LIST OF TASKS ::
a – Which parameters does the TorchBasedAdjuster constructor take in the Embedding Studio page, not counting self?
b – What adjustment rate range does the Embedding Studio page recommend as balanced?

PAGE TEXT ::
══════════
Tuning and Using Embedding Studio's Improvement System¶
Current Implementation Details¶
Embedding Studio's improvement system is implemented as a combination of several interacting components, working together to create a feedback loop between user behavior and search relevance. Let's examine how the current implementation works in practice.
The TorchBasedAdjuster
Implementation¶
The core algorithm in torch_based_adjuster.py
uses PyTorch to perform gradient descent optimization on embedding vectors. Here's how the current implementation works:
class TorchBasedAdjuster(VectorsAdjuster):
def __init__(
self,
search_index_info: SearchIndexInfo,
adjustment_rate: float = 0.1,
num_iterations: int = 10,
softmin_temperature: float = 1.0,
):
# Initialize parameters
self.search_index_info = search_index_info
self.adjustment_rate = adjustment_rate
self.num_iterations = num_iterations
self.softmin_temperature = softmin_temperature
This implementation is based on solid machine learning principles:
- It uses Adam optimization (AdamW), an advanced gradient descent algorithm that adapts learning rates
- It computes similarity based on your chosen metric (cosine, dot product, or Euclidean)
- It runs multiple optimization iterations to refine vectors gradually
- It applies a cubic function to the similarity scores to emphasize significant differences
The Improvement Pipeline¶
The worker in worker.py
coordinates the improvement process:
- It periodically checks for pending sessions marked for improvement
- It processes them in batches to efficiently utilize resources
- It handles errors gracefully, ensuring the system remains stable
Vector Personalization¶
The current implementation creates personalized vectors for each user:
# Create personalized ID by appending user_id
new_object_id = (
object_id
if object_id in not_originals
else f"{object_id}_{user_id}"
)
This means: - Each user gets their own optimized vectors - New users see the original vectors - User preferences don't interfere with each other
How to Configure and Tune the System¶
The improvement system can be tuned through several key parameters, each affecting different aspects of the adjustment process:
1. Adjustment Rate¶
The adjustment rate (learning rate) controls how aggressively vectors are modified:
adjuster = TorchBasedAdjuster(
search_index_info=search_index_info,
adjustment_rate=0.1, # Configurable
# ...
)
Recommendation ranges: - Conservative: 0.01-0.05 - Balanced: 0.05-0.2 - Aggressive: 0.2-0.5
Effects: - Higher values create more dramatic changes but may cause overshooting - Lower values make more conservative adjustments requiring more iterations - For new deployments, start conservative and increase gradually
2. Number of Iterations¶
This parameter determines how many optimization steps are performed for each batch:
adjuster = TorchBasedAdjuster(
search_index_info=search_index_info,
num_iterations=10, # Configurable
# ...
)
══════════
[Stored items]

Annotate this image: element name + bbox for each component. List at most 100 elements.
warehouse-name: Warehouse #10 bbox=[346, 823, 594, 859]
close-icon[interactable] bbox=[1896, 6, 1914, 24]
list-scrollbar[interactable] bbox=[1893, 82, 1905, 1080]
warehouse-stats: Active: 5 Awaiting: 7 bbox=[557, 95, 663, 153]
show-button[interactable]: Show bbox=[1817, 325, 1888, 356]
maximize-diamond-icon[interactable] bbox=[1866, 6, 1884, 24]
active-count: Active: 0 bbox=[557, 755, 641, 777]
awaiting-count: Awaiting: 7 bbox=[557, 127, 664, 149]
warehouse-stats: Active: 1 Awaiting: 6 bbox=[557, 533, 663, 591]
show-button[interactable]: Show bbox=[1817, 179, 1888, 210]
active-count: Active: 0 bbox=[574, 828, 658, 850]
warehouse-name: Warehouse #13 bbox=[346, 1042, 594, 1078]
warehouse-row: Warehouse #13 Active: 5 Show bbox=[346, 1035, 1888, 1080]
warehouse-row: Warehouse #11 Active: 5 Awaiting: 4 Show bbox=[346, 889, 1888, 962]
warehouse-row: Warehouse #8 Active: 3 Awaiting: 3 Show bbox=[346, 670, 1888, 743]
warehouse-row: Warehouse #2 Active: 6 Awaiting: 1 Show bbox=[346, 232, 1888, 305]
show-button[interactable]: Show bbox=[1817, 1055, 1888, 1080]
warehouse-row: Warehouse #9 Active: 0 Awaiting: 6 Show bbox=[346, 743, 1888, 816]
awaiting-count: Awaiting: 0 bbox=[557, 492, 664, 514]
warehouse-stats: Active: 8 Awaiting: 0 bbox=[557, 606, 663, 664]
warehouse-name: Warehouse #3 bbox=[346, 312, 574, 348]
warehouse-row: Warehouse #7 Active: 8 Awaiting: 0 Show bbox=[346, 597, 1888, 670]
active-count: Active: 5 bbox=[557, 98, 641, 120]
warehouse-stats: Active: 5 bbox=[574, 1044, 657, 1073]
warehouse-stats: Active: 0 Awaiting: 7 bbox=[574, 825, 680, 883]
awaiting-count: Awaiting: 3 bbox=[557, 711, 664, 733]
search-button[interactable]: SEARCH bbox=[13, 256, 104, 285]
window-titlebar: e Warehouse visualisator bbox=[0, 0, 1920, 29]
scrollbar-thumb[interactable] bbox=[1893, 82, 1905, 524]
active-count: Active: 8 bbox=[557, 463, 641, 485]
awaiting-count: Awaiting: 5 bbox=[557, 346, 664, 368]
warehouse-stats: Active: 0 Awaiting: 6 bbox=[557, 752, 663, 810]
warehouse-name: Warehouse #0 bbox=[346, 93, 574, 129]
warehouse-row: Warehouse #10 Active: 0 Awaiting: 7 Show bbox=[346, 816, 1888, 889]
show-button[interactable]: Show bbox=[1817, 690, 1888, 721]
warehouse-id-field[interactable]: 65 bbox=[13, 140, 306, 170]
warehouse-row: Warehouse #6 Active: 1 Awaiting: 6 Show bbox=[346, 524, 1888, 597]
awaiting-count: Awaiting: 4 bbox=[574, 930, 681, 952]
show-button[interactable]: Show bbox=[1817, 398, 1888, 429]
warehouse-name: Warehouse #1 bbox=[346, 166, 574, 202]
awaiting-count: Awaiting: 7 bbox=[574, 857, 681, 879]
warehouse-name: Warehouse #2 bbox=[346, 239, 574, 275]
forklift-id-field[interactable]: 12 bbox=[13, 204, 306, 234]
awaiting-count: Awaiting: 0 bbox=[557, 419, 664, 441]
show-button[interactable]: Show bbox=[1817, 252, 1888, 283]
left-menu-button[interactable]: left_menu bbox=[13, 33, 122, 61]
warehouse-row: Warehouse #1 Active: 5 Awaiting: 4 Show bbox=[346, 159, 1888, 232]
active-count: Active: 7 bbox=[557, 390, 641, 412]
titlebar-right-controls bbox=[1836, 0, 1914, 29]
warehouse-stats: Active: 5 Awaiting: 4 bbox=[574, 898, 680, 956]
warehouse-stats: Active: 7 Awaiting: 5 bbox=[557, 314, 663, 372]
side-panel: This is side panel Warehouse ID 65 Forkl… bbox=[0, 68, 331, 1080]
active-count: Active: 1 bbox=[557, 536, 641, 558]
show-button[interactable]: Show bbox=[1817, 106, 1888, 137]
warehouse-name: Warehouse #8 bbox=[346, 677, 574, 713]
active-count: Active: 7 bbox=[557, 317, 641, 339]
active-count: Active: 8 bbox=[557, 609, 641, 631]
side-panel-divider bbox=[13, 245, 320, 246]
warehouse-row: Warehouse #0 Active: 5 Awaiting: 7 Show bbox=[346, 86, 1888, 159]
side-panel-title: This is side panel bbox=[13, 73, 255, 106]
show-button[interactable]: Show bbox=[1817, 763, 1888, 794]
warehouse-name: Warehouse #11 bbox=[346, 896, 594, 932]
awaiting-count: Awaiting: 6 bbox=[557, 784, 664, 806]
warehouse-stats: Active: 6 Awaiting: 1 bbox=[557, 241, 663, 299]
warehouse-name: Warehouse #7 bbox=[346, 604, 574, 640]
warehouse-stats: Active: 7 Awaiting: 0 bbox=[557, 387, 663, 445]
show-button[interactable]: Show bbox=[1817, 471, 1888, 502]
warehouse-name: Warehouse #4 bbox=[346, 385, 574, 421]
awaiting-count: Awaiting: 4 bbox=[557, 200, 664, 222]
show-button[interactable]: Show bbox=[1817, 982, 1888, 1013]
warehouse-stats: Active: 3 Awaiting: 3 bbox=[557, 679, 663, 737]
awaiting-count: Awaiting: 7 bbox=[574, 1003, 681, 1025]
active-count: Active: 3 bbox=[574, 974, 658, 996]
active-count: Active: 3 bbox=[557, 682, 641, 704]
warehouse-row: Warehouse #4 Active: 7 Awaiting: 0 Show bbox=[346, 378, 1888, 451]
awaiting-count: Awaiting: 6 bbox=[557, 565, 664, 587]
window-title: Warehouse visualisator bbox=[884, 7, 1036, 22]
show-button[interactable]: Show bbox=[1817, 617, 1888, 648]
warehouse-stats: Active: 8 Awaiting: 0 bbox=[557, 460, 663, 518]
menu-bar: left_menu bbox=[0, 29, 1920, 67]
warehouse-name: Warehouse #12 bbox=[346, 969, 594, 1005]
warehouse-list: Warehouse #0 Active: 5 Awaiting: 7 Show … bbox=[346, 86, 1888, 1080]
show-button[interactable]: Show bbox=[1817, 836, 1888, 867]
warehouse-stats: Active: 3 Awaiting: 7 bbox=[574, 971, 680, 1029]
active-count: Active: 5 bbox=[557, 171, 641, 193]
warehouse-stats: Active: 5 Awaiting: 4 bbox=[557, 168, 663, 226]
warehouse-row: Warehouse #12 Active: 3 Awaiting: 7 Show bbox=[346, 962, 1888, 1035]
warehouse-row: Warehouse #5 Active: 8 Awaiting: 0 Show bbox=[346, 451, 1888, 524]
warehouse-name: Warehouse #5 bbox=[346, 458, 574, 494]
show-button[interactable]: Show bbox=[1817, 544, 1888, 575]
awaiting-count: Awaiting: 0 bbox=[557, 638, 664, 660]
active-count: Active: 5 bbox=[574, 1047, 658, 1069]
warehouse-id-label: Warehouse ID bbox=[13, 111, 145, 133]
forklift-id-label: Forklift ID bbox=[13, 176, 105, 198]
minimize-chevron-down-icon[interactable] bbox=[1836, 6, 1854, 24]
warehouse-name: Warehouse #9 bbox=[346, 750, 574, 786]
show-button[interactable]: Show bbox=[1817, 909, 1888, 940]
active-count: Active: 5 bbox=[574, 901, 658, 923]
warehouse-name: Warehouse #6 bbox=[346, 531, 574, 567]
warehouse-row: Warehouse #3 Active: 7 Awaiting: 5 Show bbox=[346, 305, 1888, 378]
══════════
SOLUTIONS FOR EACH TASK ::
a – search_index_info, adjustment_rate, num_iterations, softmin_temperature

b – 0.05-0.2